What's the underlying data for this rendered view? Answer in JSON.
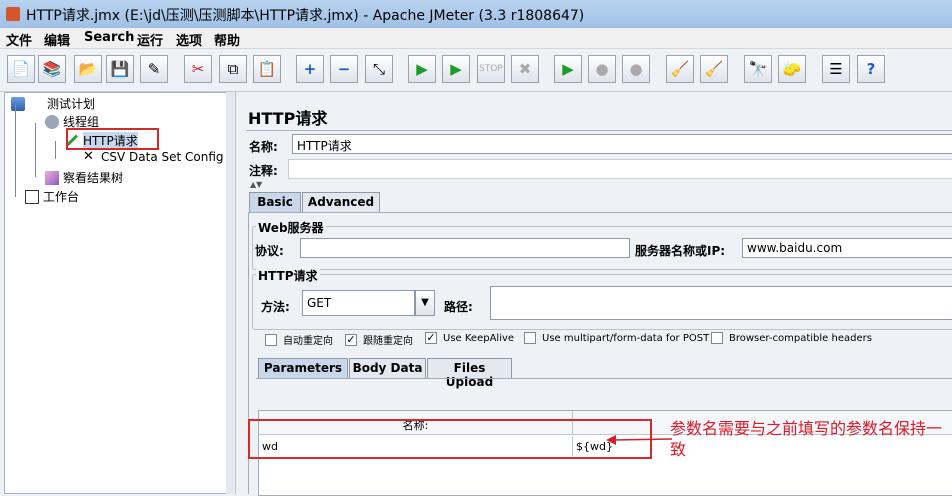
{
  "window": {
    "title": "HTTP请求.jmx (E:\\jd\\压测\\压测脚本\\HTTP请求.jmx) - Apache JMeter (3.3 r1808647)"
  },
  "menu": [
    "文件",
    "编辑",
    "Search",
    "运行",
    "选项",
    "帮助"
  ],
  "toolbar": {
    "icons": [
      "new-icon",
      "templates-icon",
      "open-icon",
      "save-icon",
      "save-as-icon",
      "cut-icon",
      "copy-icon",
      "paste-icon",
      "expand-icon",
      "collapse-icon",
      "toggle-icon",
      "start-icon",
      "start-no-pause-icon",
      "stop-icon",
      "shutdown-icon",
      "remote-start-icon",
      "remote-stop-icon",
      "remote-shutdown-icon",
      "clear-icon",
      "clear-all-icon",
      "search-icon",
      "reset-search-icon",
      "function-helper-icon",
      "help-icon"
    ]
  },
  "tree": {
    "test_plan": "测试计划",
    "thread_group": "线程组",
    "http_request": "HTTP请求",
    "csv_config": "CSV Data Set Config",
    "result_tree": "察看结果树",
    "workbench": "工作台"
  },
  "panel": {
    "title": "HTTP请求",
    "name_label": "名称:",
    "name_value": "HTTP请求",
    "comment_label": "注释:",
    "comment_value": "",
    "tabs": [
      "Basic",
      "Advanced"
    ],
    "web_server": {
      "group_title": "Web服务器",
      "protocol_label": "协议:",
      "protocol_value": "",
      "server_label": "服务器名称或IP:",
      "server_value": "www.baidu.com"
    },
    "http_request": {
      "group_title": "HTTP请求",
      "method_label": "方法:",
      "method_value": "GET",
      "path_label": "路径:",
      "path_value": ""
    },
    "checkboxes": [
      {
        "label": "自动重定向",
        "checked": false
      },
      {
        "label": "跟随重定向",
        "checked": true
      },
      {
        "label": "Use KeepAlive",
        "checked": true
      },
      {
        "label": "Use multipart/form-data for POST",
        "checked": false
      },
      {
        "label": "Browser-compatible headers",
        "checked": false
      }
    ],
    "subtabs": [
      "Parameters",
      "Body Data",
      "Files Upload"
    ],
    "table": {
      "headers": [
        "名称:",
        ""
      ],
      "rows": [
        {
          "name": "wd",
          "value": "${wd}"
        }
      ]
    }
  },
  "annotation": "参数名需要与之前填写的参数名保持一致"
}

* * *

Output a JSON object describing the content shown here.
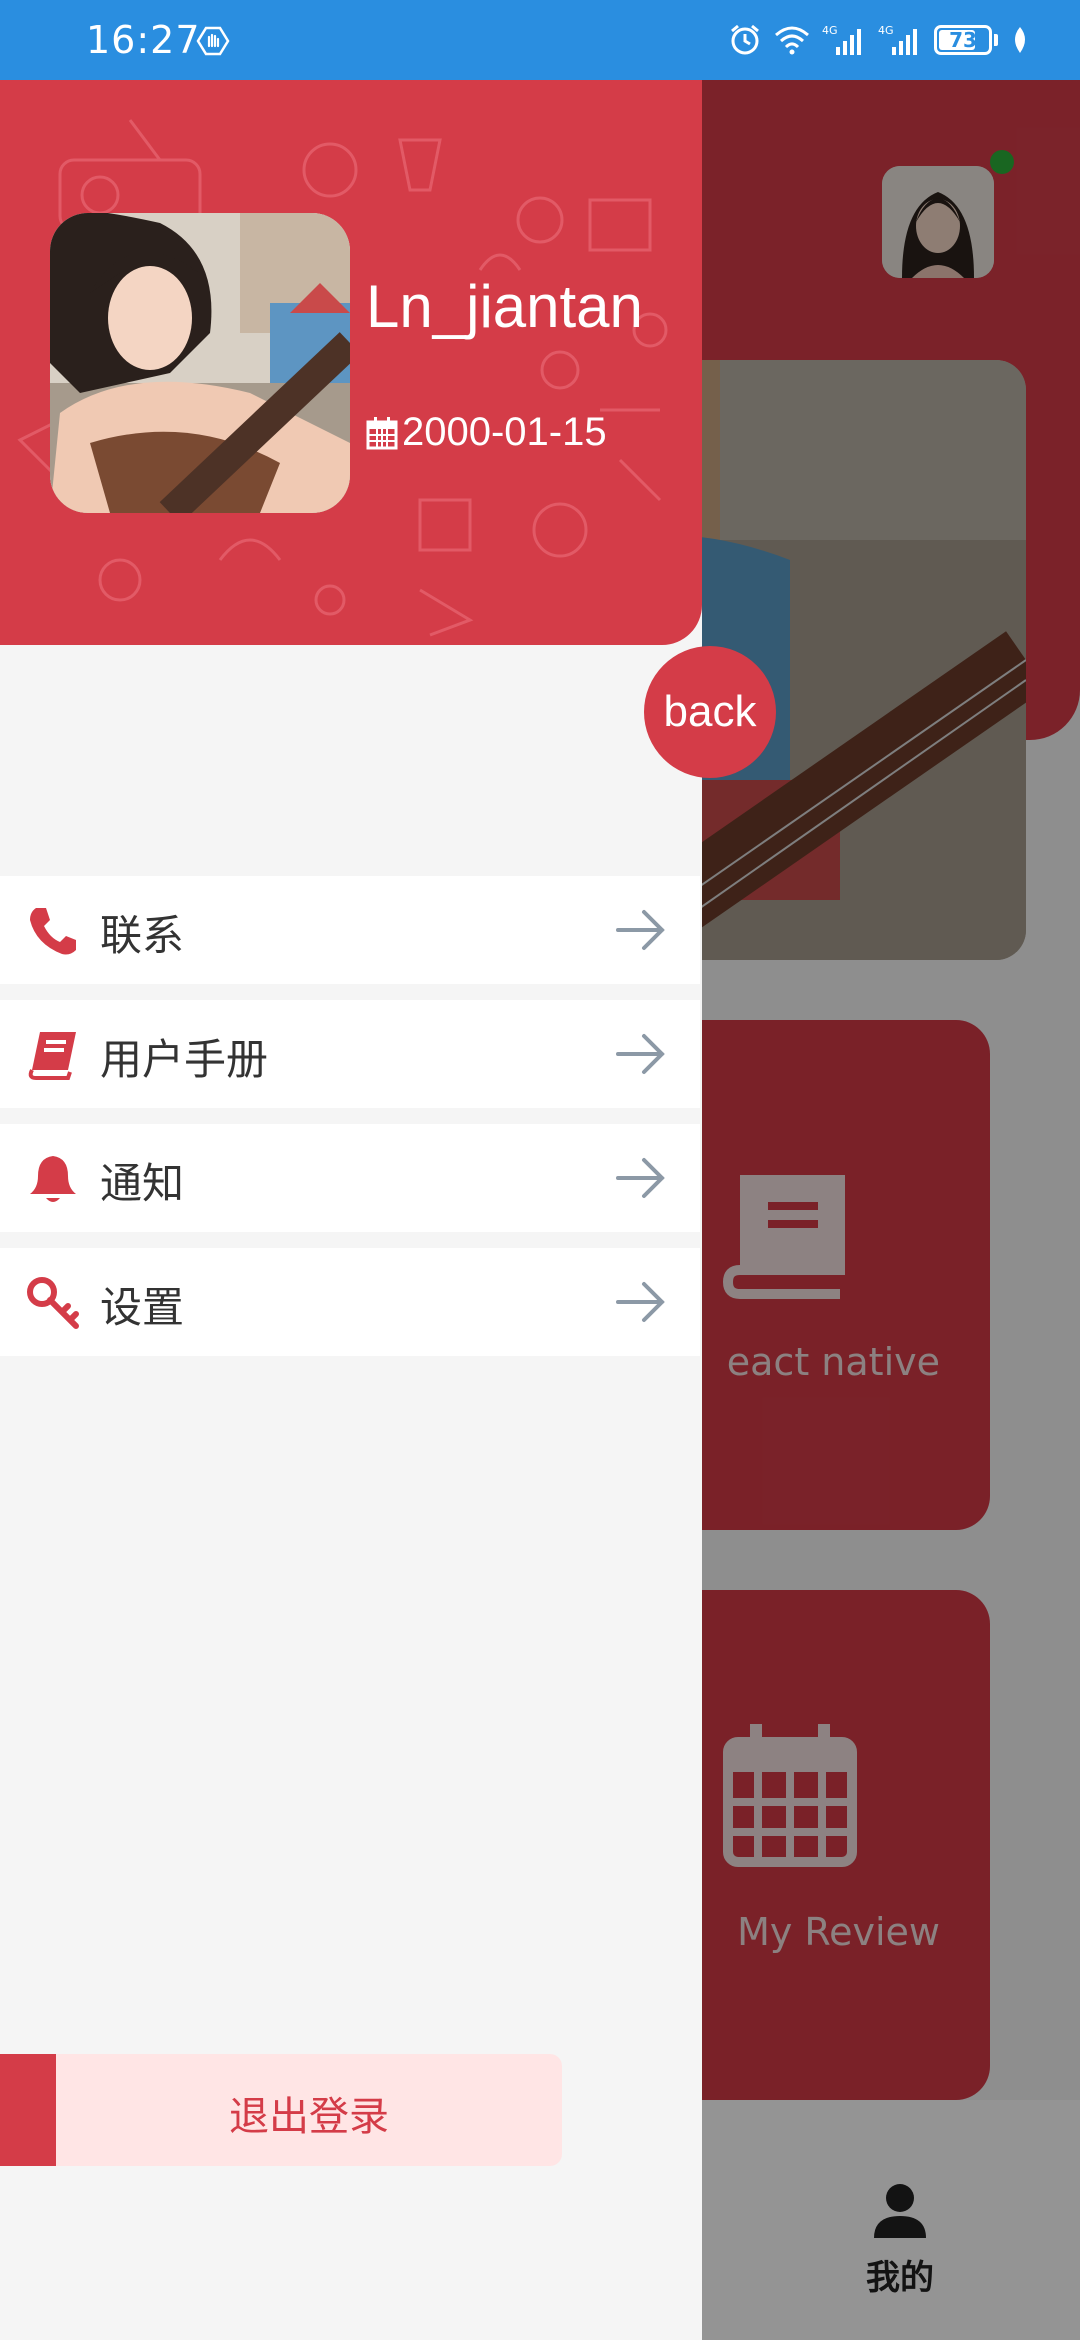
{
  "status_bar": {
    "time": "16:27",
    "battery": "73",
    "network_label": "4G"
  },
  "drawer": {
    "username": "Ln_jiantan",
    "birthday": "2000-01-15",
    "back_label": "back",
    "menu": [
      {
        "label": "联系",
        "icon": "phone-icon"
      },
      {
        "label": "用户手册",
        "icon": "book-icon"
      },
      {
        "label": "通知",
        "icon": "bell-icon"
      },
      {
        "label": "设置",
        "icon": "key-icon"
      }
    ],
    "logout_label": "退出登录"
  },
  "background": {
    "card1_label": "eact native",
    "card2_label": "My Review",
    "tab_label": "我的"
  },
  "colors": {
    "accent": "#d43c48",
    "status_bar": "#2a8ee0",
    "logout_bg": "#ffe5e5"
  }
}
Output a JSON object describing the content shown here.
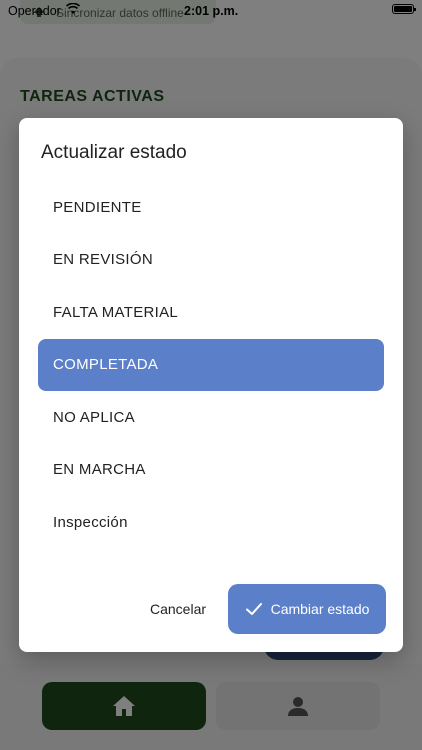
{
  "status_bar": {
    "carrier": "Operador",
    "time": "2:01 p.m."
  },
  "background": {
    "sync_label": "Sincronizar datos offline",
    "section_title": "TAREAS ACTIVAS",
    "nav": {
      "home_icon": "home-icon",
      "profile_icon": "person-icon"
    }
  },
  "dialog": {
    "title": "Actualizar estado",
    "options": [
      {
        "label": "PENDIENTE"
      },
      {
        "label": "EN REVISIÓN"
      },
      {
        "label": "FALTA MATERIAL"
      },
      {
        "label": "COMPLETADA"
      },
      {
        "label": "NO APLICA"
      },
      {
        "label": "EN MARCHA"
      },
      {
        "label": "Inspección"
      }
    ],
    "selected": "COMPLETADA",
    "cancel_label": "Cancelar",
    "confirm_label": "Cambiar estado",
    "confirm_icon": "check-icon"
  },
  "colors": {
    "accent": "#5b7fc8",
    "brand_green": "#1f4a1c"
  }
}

> [What is required]:
From the data above, gather every line that includes the word "estado".

> [Solution to this exercise]:
    "title": "Actualizar estado",
    "confirm_label": "Cambiar estado",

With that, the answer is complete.